# [Your instructions]
Using the listing below, copy every line that mentions "name".
::::::::
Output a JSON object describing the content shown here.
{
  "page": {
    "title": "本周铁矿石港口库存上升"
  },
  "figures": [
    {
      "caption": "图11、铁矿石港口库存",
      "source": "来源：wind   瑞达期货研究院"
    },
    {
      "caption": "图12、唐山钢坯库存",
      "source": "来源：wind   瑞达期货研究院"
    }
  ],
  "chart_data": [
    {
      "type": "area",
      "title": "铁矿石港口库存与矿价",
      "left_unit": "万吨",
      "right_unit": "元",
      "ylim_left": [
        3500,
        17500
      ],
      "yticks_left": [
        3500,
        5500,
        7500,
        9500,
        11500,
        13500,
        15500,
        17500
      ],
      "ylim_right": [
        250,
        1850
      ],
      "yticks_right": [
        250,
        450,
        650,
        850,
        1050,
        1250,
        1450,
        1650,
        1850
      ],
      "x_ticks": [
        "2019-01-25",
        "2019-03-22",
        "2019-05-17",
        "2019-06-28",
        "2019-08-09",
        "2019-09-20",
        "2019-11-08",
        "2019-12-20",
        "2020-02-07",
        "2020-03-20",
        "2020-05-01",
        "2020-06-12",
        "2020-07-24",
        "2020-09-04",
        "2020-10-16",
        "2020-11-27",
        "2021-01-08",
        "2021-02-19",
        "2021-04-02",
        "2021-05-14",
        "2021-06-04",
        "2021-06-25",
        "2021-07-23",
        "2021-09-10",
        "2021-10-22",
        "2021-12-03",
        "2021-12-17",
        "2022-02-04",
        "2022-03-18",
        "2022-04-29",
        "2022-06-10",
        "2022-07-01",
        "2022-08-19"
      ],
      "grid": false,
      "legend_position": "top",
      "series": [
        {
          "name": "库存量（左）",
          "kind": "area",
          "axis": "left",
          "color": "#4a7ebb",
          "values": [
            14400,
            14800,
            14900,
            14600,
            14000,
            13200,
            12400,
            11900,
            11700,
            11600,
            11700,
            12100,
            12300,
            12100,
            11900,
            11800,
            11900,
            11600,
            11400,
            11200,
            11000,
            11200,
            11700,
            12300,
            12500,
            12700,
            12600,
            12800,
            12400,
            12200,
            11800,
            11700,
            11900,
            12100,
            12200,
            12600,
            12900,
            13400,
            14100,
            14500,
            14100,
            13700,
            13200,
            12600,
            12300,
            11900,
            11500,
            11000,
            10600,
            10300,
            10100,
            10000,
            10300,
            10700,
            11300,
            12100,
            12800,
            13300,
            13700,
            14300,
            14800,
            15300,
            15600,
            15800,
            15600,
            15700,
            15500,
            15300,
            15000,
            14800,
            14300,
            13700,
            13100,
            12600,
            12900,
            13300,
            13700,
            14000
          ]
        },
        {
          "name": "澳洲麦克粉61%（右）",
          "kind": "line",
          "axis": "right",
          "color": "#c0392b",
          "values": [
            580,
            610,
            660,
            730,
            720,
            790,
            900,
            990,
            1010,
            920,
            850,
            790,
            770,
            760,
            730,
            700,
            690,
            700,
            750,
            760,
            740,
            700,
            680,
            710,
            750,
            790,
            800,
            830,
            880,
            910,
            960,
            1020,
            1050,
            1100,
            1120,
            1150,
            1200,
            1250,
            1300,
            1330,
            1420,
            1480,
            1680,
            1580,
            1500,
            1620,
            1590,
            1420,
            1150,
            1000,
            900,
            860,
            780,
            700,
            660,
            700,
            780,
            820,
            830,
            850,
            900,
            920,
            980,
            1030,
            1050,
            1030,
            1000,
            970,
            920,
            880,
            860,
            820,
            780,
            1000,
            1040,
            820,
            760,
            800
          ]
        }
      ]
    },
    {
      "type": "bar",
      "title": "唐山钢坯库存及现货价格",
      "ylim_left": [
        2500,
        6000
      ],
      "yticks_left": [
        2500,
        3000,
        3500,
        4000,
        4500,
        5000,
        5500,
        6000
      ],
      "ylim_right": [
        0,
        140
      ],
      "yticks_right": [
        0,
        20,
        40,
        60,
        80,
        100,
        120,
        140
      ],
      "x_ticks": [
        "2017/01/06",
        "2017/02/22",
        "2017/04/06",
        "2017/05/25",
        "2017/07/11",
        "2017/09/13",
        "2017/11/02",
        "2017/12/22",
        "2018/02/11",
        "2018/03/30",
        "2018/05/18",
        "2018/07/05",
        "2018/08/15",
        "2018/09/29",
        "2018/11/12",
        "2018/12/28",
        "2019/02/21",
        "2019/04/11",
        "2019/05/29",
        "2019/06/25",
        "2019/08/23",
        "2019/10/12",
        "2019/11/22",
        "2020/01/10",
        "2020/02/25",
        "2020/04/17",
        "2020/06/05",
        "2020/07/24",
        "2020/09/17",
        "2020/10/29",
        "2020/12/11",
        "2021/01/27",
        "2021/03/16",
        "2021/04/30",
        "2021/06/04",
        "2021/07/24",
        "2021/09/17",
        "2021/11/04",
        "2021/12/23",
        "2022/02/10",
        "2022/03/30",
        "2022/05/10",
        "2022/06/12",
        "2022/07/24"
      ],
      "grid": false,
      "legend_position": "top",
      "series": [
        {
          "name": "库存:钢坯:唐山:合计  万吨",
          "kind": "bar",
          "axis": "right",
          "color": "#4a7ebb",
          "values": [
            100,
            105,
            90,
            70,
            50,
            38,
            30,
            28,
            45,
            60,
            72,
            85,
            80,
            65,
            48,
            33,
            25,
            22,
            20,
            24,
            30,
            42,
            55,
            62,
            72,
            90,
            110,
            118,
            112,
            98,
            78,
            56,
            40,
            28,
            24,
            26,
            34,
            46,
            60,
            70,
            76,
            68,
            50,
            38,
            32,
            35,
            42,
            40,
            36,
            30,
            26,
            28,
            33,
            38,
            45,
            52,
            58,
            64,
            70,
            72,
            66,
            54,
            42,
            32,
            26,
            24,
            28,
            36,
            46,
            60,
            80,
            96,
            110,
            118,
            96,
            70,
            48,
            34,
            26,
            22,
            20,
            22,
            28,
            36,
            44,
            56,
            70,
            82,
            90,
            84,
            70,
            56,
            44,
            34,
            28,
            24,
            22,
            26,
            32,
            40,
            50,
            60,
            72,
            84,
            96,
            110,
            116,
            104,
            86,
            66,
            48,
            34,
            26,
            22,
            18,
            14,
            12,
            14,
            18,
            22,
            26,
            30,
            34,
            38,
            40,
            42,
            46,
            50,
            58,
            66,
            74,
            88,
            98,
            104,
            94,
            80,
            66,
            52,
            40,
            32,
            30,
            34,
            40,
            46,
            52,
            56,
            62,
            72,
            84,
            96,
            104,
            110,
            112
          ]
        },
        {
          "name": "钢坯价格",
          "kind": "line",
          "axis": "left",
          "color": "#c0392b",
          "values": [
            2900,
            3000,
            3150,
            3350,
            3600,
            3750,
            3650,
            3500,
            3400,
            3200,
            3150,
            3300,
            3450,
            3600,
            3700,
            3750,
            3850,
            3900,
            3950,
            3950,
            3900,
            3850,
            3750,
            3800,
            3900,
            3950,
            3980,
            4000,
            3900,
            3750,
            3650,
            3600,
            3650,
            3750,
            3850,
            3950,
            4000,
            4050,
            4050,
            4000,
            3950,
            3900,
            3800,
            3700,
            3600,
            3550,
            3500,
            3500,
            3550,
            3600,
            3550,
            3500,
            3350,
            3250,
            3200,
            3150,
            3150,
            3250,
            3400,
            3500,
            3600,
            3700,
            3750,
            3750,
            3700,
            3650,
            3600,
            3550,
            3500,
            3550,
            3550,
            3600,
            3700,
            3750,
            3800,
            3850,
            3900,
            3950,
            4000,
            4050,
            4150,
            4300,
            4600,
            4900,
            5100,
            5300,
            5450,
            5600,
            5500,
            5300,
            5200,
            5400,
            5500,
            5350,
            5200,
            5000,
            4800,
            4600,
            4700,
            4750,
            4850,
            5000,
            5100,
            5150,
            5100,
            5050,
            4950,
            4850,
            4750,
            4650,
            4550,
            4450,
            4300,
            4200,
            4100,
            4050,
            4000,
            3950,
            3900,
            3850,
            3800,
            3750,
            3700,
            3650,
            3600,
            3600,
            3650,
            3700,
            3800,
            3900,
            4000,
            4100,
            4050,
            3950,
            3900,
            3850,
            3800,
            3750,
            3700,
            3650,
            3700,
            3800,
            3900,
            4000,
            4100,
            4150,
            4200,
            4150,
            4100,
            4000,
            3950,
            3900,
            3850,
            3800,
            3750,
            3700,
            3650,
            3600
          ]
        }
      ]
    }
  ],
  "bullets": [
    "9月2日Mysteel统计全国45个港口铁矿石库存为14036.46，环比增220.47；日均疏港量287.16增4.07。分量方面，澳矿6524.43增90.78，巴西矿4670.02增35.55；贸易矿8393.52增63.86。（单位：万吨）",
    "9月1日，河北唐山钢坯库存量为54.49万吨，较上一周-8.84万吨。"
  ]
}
::::::::
# [Exercise solution]
          "name": "库存量（左）",
          "name": "澳洲麦克粉61%（右）",
          "name": "库存:钢坯:唐山:合计  万吨",
          "name": "钢坯价格",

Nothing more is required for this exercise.